GIVEN TASK: Count how many lines of the data include "because". The answer is that number and nothing else.

RECORD SET:
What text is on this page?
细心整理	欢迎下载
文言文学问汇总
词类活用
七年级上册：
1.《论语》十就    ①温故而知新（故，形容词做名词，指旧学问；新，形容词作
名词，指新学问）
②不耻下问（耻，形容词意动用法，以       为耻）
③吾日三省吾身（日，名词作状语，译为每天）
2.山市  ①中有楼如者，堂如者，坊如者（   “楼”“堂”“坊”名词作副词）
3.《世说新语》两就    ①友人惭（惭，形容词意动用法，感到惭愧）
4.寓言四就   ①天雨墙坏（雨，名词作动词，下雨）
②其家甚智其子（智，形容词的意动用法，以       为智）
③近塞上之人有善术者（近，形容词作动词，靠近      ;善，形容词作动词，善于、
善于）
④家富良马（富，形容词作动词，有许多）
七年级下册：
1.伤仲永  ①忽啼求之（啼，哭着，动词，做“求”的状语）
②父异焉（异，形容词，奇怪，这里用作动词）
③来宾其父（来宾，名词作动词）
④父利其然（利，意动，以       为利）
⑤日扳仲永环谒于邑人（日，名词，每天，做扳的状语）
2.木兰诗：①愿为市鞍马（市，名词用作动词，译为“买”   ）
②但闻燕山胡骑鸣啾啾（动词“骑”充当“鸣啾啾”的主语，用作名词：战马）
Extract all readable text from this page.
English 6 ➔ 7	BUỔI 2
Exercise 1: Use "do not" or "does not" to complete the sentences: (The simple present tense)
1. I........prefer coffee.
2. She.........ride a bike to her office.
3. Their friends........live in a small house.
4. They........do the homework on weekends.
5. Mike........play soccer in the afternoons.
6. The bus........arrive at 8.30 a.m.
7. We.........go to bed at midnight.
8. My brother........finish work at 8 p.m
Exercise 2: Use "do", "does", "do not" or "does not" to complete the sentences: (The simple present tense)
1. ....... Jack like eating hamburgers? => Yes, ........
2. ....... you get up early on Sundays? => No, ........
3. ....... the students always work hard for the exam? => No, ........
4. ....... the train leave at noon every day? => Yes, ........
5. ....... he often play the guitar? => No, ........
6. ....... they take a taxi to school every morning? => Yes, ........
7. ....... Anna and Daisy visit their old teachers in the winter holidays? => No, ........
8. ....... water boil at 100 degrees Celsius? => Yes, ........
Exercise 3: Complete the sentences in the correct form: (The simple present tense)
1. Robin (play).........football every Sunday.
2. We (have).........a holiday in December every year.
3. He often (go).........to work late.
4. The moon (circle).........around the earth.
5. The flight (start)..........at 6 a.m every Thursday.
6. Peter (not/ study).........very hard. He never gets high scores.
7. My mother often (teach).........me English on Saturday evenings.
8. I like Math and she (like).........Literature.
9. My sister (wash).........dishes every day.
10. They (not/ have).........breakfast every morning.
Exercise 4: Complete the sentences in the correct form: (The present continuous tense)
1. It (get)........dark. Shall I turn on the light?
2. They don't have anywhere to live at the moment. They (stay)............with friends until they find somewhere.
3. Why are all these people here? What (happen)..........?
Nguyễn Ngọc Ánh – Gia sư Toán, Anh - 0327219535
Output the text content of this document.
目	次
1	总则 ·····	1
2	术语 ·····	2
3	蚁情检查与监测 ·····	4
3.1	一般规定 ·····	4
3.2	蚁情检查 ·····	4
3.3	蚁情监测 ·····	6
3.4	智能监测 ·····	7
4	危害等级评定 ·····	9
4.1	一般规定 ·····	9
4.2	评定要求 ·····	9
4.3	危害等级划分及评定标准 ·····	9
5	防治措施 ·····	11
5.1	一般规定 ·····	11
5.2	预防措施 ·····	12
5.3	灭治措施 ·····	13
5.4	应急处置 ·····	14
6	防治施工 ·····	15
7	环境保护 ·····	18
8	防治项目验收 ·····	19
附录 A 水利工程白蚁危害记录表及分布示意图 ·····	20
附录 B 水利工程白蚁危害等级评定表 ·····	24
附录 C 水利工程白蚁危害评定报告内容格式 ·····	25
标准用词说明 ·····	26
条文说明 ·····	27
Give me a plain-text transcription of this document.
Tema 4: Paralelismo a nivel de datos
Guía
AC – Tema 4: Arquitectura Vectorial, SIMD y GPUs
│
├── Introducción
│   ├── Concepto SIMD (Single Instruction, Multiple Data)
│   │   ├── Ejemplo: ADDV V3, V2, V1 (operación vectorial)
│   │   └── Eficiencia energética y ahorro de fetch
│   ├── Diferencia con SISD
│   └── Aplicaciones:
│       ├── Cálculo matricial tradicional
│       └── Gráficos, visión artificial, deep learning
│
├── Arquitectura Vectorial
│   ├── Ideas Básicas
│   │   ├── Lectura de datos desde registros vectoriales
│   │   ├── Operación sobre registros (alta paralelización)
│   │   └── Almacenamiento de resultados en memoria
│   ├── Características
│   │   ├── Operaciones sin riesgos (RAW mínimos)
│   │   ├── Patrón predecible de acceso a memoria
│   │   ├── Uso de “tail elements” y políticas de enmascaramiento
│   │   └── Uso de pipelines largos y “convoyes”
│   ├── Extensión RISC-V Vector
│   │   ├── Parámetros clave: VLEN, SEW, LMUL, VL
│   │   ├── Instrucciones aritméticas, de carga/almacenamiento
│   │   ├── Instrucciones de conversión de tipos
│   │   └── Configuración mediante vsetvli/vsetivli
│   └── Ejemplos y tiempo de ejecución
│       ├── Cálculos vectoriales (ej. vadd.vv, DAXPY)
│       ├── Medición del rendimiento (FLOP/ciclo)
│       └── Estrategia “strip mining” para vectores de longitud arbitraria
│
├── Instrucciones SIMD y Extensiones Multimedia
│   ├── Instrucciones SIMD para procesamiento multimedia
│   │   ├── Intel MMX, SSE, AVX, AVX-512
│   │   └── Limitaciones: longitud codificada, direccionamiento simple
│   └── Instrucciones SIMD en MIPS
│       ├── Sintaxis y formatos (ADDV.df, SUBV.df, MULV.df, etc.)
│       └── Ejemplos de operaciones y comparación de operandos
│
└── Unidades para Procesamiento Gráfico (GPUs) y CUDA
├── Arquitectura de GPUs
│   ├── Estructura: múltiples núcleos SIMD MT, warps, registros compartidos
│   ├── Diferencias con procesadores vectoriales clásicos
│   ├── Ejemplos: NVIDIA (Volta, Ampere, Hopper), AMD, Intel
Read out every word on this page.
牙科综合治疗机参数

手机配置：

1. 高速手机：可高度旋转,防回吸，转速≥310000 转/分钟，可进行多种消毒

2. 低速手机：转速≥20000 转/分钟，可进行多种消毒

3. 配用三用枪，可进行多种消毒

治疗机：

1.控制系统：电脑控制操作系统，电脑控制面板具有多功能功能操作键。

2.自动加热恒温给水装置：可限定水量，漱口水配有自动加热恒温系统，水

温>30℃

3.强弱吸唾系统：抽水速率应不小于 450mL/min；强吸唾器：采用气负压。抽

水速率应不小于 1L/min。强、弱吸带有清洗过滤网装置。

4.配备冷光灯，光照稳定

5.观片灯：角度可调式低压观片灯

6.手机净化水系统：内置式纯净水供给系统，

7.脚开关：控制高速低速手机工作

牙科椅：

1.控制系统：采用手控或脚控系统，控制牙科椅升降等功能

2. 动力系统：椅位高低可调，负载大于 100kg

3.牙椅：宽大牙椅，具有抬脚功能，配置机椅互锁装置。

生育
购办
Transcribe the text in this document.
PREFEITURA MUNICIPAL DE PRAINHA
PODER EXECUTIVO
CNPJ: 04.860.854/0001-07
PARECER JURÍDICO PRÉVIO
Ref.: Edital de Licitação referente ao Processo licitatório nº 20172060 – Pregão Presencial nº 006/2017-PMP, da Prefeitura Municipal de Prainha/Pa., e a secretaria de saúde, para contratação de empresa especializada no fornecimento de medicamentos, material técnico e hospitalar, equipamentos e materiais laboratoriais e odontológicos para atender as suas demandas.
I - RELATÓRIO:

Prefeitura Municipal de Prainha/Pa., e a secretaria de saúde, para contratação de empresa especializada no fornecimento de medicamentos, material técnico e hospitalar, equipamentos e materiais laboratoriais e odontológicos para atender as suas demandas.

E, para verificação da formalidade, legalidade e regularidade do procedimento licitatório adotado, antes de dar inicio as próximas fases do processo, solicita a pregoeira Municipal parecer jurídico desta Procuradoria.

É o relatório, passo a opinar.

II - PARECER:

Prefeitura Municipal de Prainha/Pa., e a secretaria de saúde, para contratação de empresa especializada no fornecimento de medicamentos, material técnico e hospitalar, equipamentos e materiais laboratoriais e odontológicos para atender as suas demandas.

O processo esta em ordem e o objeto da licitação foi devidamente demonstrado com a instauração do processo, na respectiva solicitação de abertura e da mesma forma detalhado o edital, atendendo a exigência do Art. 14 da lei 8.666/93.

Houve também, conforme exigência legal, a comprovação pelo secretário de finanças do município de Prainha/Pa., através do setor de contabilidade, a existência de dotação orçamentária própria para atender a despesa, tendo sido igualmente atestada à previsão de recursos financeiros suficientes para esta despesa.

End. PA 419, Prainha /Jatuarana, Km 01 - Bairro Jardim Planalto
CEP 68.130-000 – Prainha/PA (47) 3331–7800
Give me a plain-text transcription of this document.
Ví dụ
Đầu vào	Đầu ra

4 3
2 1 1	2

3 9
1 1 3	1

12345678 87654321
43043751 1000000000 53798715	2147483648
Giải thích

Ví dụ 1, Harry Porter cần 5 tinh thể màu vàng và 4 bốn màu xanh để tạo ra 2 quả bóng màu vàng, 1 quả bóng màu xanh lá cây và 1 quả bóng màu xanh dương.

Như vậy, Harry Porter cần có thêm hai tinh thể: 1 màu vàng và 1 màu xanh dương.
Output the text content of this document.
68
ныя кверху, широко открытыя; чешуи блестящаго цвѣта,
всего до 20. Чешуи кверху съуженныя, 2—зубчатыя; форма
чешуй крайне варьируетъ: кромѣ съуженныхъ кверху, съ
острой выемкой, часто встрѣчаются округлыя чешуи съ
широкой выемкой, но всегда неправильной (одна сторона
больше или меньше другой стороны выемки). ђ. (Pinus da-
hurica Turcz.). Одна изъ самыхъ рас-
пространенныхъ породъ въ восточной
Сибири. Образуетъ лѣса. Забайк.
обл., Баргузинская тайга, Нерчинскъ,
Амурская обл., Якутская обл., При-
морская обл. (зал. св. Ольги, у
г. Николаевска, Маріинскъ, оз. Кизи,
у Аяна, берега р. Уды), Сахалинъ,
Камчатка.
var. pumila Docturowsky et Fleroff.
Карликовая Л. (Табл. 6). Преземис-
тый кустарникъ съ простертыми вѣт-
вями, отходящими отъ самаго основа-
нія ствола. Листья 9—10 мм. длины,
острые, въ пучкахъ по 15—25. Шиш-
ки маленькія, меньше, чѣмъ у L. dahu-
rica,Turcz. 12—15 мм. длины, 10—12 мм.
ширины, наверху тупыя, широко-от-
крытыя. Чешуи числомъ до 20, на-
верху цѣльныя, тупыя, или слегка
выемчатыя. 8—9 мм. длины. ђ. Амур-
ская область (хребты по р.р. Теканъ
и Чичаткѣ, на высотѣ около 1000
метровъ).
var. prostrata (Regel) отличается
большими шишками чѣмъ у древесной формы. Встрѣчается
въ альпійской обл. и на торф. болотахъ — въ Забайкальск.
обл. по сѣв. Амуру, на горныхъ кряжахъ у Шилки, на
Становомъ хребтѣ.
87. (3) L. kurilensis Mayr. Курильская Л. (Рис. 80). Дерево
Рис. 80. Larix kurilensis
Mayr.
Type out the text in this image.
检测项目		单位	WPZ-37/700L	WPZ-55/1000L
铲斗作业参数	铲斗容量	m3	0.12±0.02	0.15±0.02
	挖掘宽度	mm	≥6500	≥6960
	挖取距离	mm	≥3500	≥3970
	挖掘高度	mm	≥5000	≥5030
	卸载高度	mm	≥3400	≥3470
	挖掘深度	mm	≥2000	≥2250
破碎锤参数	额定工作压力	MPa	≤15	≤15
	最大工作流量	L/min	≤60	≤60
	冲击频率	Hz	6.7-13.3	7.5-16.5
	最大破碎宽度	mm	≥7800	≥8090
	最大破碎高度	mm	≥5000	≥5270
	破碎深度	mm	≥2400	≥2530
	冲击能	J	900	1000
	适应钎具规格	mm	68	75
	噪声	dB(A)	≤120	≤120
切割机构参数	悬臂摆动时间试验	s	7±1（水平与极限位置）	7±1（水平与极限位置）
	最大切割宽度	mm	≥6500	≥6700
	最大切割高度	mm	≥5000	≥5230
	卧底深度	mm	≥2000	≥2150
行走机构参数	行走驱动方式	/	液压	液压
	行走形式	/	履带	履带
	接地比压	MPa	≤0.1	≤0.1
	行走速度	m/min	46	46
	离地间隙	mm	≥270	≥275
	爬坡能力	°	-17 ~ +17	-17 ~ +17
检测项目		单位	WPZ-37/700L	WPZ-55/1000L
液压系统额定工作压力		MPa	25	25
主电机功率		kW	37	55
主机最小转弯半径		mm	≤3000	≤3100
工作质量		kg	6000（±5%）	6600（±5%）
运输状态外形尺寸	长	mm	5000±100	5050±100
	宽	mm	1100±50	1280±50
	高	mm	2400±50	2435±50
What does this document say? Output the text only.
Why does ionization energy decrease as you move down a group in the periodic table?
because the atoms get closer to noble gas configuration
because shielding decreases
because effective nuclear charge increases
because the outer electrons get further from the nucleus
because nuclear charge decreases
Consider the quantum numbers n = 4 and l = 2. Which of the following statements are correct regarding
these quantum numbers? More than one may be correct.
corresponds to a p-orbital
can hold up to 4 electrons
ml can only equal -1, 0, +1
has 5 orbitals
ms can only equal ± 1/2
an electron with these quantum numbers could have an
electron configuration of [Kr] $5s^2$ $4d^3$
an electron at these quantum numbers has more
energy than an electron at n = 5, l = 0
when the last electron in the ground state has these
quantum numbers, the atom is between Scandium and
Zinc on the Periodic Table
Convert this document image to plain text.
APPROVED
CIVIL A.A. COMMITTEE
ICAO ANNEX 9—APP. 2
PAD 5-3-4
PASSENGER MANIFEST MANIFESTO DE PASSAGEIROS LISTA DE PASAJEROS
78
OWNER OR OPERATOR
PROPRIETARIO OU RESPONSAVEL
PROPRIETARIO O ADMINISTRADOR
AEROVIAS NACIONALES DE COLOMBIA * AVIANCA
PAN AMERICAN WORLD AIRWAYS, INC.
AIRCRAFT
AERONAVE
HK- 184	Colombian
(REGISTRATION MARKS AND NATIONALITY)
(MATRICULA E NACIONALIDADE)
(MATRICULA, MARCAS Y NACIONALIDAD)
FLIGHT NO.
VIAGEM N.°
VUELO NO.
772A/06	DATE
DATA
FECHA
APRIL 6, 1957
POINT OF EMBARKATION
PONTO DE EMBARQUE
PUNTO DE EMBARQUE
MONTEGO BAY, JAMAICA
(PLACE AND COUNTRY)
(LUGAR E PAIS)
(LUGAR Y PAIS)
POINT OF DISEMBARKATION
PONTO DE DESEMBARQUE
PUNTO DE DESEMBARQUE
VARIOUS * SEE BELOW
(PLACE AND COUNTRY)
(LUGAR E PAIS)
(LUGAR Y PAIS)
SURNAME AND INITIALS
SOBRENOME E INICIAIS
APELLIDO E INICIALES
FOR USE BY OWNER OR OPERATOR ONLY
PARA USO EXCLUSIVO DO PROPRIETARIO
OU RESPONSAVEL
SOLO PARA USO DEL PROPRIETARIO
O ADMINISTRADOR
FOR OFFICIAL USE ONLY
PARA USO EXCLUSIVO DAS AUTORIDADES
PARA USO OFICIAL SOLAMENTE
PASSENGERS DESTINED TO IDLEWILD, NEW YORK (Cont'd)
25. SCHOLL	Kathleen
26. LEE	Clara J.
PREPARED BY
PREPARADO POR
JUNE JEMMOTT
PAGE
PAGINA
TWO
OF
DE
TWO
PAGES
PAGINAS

EXPECTED ANSWER: 5